Work instruction = In the records below, which lines include "vars"? Copy them.

BEGIN Input data

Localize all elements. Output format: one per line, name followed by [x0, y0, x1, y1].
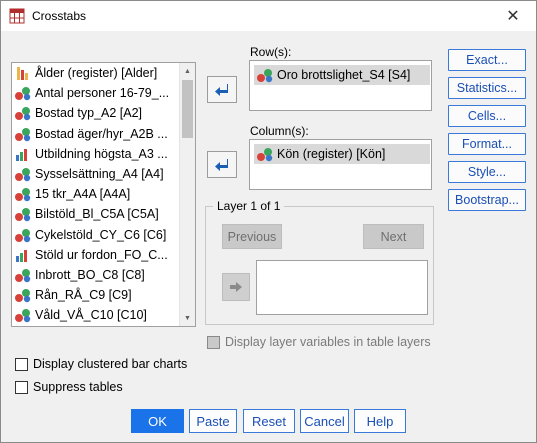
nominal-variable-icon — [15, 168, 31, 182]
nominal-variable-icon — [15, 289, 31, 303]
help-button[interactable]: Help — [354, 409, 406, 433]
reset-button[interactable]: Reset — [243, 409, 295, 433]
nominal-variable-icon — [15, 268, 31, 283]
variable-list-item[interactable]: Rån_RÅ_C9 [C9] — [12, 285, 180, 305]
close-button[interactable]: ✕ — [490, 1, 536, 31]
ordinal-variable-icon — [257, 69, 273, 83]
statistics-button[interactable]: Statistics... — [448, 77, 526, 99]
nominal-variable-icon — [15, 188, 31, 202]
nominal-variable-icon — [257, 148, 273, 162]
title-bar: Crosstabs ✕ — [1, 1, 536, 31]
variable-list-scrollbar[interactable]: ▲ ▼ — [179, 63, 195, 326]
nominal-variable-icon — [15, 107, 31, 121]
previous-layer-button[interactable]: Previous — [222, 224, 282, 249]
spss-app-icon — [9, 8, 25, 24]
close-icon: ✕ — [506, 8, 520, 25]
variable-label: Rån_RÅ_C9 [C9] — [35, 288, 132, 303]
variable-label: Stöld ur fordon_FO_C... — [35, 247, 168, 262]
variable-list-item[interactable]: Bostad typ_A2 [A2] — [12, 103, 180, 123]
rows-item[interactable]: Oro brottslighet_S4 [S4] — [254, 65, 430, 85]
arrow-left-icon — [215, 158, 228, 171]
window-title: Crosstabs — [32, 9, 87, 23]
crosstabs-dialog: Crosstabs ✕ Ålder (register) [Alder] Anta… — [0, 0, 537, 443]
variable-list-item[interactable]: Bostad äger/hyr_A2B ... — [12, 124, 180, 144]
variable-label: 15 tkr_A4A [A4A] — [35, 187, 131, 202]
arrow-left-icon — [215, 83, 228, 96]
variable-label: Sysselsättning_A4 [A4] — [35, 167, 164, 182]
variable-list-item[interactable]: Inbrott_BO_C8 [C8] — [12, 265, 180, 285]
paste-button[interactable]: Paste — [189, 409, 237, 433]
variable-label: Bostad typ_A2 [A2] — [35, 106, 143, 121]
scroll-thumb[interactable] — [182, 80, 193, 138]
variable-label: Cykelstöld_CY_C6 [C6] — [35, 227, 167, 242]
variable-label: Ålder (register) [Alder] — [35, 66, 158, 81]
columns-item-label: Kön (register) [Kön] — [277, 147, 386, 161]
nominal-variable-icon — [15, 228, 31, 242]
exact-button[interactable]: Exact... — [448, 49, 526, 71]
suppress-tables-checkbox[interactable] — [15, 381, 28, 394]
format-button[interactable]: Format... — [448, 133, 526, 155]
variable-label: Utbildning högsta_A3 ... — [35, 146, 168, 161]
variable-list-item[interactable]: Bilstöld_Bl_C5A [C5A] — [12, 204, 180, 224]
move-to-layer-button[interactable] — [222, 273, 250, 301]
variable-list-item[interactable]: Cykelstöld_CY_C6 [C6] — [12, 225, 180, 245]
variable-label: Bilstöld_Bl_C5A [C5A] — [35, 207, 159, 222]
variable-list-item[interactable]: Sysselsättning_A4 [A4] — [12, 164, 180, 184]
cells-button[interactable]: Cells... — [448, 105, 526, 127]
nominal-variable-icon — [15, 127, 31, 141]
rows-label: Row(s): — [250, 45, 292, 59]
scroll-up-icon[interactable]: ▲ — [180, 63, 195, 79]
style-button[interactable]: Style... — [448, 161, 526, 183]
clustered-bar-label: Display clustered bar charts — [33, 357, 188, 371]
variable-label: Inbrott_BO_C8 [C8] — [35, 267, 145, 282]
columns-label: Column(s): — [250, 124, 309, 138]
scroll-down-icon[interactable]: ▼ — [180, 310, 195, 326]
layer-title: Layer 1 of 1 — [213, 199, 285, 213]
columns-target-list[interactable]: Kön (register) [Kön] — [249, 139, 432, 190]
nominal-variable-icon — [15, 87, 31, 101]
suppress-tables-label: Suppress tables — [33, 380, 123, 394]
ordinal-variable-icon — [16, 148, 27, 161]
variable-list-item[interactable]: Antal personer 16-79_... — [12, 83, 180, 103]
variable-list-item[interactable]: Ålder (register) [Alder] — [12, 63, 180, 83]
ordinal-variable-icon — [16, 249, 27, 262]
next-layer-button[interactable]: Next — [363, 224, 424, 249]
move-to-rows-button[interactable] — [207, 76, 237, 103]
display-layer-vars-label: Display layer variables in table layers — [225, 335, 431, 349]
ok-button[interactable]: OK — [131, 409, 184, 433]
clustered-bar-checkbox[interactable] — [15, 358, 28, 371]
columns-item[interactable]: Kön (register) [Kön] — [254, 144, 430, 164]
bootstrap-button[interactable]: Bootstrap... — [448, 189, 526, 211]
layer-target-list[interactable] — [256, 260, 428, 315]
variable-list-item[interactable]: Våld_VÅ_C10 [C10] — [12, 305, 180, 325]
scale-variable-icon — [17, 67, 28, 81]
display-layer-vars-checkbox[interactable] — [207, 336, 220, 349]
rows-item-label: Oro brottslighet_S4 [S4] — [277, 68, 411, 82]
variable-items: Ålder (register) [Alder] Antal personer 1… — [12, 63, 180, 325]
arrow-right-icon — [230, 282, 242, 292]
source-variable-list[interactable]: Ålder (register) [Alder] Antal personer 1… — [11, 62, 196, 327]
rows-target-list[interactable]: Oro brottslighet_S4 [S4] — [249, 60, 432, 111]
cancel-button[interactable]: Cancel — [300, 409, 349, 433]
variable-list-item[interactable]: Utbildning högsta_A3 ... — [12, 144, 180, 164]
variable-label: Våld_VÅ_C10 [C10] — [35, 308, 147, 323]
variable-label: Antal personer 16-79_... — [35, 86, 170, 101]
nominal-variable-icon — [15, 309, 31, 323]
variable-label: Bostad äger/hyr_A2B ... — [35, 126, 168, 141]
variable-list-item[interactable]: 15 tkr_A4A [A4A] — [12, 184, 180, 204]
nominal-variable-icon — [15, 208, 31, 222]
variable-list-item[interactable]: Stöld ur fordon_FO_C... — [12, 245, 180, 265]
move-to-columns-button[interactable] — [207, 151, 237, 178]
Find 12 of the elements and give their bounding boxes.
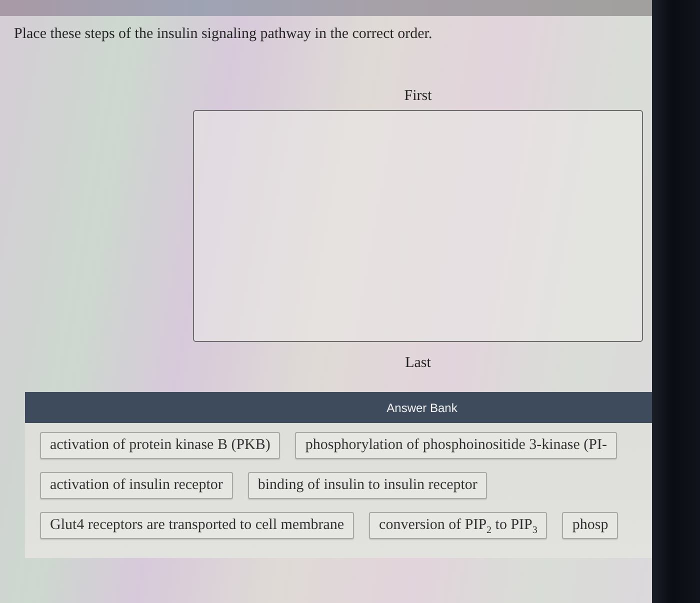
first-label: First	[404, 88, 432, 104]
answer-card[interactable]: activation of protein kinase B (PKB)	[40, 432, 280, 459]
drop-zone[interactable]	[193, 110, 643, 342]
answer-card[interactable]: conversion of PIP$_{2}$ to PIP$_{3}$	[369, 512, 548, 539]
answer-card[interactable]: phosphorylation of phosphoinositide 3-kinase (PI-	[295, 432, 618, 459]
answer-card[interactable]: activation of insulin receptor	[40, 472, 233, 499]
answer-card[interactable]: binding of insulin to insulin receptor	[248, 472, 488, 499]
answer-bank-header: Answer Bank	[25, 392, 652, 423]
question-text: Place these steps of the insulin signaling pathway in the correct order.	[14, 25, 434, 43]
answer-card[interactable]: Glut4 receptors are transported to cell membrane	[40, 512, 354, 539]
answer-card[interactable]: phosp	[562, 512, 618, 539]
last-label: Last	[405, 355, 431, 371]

END Input data

Output =
display-layer-vars-label: Display layer variables in table layers — [225, 335, 431, 349]
display-layer-vars-checkbox[interactable] — [207, 336, 220, 349]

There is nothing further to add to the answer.